=== EXERCISE DIRECTIONS ===
Return exactly the span of lines that opens with the line containing "What's the underlying" and closes with the last line of the data, inclusive.
>> begin WORKING DATA
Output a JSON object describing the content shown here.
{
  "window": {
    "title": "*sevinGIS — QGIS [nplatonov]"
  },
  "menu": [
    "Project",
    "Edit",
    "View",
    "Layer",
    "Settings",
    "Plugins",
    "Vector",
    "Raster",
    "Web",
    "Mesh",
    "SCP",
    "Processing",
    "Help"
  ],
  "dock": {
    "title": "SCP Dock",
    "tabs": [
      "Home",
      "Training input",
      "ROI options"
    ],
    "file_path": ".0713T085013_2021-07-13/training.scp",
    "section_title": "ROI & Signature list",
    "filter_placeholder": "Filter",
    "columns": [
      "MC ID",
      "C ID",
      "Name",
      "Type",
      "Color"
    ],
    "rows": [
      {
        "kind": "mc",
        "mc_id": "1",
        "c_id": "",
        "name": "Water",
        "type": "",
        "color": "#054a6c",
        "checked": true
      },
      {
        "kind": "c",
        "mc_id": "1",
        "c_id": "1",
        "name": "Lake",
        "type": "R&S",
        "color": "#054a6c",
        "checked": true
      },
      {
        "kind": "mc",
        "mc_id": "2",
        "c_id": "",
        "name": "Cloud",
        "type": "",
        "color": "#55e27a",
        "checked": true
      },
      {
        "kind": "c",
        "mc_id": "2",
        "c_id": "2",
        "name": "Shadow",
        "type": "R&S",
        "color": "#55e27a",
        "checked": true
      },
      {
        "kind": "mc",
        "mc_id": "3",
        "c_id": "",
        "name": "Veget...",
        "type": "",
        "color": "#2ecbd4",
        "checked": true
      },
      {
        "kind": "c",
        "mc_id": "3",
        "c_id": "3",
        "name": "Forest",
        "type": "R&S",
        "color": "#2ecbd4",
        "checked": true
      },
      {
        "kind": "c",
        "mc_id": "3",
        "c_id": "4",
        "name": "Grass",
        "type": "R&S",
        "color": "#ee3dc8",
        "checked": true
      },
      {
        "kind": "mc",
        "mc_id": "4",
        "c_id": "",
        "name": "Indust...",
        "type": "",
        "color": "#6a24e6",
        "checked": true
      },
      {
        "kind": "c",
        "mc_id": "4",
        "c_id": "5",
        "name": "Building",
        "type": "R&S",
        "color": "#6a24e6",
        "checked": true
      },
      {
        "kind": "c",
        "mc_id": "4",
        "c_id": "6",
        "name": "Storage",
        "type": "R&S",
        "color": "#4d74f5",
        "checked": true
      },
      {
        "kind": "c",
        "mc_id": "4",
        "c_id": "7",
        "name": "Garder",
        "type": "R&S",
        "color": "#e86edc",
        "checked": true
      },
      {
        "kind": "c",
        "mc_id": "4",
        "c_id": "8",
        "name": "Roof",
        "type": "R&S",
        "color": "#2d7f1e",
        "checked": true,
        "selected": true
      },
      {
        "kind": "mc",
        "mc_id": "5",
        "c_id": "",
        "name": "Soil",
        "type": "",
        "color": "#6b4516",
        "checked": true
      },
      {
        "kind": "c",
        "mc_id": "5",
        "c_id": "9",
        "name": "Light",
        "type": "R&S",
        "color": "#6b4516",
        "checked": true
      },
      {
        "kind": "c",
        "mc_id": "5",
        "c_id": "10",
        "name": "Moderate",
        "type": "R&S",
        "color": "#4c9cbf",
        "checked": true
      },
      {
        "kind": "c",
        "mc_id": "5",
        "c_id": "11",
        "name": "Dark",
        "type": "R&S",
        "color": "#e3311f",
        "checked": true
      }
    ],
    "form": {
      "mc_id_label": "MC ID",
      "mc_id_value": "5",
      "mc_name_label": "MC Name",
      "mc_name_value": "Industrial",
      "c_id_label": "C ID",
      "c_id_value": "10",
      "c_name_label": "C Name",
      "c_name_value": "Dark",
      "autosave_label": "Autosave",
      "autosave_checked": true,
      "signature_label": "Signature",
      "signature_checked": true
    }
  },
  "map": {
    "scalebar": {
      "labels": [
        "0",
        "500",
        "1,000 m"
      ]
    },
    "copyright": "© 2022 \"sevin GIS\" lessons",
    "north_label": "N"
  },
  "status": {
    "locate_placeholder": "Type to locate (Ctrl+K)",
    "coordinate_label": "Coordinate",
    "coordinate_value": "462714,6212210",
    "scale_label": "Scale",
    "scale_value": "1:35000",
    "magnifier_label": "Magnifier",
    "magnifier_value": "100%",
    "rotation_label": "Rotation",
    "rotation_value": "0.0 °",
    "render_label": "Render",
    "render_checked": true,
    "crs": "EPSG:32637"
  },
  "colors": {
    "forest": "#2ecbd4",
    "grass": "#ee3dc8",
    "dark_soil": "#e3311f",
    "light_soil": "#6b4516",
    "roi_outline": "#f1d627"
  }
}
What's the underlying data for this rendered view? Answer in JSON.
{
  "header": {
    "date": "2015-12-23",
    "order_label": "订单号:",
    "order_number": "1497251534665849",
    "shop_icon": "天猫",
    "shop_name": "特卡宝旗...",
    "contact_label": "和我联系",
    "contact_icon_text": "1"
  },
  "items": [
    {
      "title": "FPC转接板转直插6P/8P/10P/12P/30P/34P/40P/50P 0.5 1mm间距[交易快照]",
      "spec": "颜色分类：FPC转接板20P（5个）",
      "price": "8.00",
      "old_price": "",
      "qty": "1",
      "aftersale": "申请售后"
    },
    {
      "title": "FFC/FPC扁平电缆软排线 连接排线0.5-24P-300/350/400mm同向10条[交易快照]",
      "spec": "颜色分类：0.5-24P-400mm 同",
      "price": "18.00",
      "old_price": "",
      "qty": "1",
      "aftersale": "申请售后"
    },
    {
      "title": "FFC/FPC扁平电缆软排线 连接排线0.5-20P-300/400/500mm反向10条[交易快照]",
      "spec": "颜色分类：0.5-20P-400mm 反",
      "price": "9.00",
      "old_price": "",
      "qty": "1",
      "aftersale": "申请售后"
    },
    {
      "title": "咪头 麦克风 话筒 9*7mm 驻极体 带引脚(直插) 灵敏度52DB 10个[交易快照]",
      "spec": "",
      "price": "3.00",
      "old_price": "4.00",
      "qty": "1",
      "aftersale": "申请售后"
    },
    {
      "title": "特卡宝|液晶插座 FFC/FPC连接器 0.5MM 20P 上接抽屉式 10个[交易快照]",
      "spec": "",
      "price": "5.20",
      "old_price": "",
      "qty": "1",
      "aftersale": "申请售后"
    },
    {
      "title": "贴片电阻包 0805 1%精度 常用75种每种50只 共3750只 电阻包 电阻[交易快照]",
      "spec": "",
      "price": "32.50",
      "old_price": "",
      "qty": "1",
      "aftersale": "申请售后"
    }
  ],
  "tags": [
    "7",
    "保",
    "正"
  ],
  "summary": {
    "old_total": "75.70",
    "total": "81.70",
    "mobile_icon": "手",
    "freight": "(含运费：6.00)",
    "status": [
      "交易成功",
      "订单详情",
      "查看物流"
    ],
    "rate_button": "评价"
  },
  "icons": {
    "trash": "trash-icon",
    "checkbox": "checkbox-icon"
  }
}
>> end WORKING DATA
=== RESPONSE TO THE EXERCISE ===
What's the underlying data for this rendered view? Answer in JSON.
{
  "header": {
    "date": "2015-12-23",
    "order_label": "订单号:",
    "order_number": "1497251534665849",
    "shop_icon": "天猫",
    "shop_name": "特卡宝旗...",
    "contact_label": "和我联系",
    "contact_icon_text": "1"
  },
  "items": [
    {
      "title": "FPC转接板转直插6P/8P/10P/12P/30P/34P/40P/50P 0.5 1mm间距[交易快照]",
      "spec": "颜色分类：FPC转接板20P（5个）",
      "price": "8.00",
      "old_price": "",
      "qty": "1",
      "aftersale": "申请售后"
    },
    {
      "title": "FFC/FPC扁平电缆软排线 连接排线0.5-24P-300/350/400mm同向10条[交易快照]",
      "spec": "颜色分类：0.5-24P-400mm 同",
      "price": "18.00",
      "old_price": "",
      "qty": "1",
      "aftersale": "申请售后"
    },
    {
      "title": "FFC/FPC扁平电缆软排线 连接排线0.5-20P-300/400/500mm反向10条[交易快照]",
      "spec": "颜色分类：0.5-20P-400mm 反",
      "price": "9.00",
      "old_price": "",
      "qty": "1",
      "aftersale": "申请售后"
    },
    {
      "title": "咪头 麦克风 话筒 9*7mm 驻极体 带引脚(直插) 灵敏度52DB 10个[交易快照]",
      "spec": "",
      "price": "3.00",
      "old_price": "4.00",
      "qty": "1",
      "aftersale": "申请售后"
    },
    {
      "title": "特卡宝|液晶插座 FFC/FPC连接器 0.5MM 20P 上接抽屉式 10个[交易快照]",
      "spec": "",
      "price": "5.20",
      "old_price": "",
      "qty": "1",
      "aftersale": "申请售后"
    },
    {
      "title": "贴片电阻包 0805 1%精度 常用75种每种50只 共3750只 电阻包 电阻[交易快照]",
      "spec": "",
      "price": "32.50",
      "old_price": "",
      "qty": "1",
      "aftersale": "申请售后"
    }
  ],
  "tags": [
    "7",
    "保",
    "正"
  ],
  "summary": {
    "old_total": "75.70",
    "total": "81.70",
    "mobile_icon": "手",
    "freight": "(含运费：6.00)",
    "status": [
      "交易成功",
      "订单详情",
      "查看物流"
    ],
    "rate_button": "评价"
  },
  "icons": {
    "trash": "trash-icon",
    "checkbox": "checkbox-icon"
  }
}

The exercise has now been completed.